Scenario 1: Choosing a Quant Level for Production
Question: "I want to deploy qwen2.5-1.5b on a 4GB GPU. Which quant level should I use?"
Answer: Consult the decision matrix (SS13, 4GB VRAM tier). qwen2.5-1.5b at Q5_K_M (1.1 GB, -0.4pp, negligible) offers the best quality-preserving option. Q4_K_M (0.9 GB, -4.1pp, acceptable) is viable if you need more throughput. Avoid Q3_K_S (-12.2pp, unacceptable).
Scenario 2: Validating a New Quantization
Question: "I created a custom GGUF quantization. Is the quality acceptable?"
Answer: Run the same MMLU (285) + ARC-Challenge (200) benchmark suite from SS5.3. Compare rescored accuracy against this report's baselines. If the delta is within -5pp of FP16, the quant is "acceptable."
Scenario 3: Maximum Throughput with Quality Floor
Question: "I need the fastest possible inference with at least 60% benchmark accuracy."
Answer: Consult SS10 and SS8 together. llama3.1-8b at Q4_K_M delivers 96.7 native tok/s with 69.7% accuracy. If 60% is sufficient, llama3.2-3b at Q4_K_M offers 141.0 tok/s at 63.7% accuracy.
Scenario 4: VRAM Budget Planning
Question: "How much VRAM do I need for llama3.1-8b at acceptable quality?"
Answer: llama3.1-8b Q4_K_M requires ~4.6 GB estimated VRAM. Q3_K_S (3.6 GB) is also acceptable (-2.5pp). Q2_K (2.6 GB) is unacceptable (-14.2pp). Budget 4-6 GB for the 8B model at production quality.
Scenario 5: Cross-Referencing with TR123/TR124
Question: "TR123 says phi-2 costs $0.119/1M tokens at FP16. What does it cost quantized?"

» **Data shown**:
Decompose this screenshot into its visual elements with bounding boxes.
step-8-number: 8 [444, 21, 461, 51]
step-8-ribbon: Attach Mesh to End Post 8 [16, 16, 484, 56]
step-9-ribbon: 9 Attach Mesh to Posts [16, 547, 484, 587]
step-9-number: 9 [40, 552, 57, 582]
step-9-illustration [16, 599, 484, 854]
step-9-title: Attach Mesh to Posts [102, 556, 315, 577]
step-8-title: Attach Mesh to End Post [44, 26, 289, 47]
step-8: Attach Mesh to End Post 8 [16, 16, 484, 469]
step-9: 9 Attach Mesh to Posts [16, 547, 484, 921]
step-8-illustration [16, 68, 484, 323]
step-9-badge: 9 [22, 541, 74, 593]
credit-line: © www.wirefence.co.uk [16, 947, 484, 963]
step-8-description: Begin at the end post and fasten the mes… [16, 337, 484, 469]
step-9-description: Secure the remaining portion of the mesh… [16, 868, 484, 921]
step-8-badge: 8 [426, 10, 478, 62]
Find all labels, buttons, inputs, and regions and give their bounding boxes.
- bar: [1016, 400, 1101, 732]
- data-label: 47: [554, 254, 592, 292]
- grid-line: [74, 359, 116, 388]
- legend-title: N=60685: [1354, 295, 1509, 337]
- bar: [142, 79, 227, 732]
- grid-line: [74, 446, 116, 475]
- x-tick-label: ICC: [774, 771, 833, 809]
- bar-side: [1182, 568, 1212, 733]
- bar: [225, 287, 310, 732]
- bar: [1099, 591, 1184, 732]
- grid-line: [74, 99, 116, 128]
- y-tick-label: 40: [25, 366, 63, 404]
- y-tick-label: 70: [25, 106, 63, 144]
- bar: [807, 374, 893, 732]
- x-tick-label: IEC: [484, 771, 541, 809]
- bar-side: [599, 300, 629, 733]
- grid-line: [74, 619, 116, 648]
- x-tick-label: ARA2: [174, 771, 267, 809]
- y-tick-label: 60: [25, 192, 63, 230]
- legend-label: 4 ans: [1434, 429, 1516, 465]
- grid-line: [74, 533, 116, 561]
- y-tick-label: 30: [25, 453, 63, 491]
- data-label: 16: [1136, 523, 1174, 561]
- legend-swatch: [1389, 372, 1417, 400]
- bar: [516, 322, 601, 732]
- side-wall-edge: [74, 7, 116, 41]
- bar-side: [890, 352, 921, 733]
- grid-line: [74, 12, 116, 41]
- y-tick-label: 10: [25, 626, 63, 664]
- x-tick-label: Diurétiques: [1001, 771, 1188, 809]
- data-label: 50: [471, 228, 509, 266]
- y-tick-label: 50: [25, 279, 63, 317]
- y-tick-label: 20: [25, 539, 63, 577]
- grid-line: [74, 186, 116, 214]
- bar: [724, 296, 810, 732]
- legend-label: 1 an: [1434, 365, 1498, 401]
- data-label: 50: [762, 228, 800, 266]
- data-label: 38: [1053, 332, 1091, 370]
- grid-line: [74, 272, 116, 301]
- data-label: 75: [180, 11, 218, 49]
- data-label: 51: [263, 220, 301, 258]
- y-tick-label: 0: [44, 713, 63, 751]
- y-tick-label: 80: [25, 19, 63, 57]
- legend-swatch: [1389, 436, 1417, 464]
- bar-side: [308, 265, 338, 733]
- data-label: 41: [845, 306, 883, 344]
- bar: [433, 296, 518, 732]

» **What needs to be done**:
Reproduce word for word the part of the quantization scenarios starting with "Answer: Consult the" and going on through "Q3_K_S (-12.2pp, unacceptable).".

» **Task response**:
Answer: Consult the decision matrix (SS13, 4GB VRAM tier). qwen2.5-1.5b at Q5_K_M (1.1 GB, -0.4pp, negligible) offers the best quality-preserving option. Q4_K_M (0.9 GB, -4.1pp, acceptable) is viable if you need more throughput. Avoid Q3_K_S (-12.2pp, unacceptable).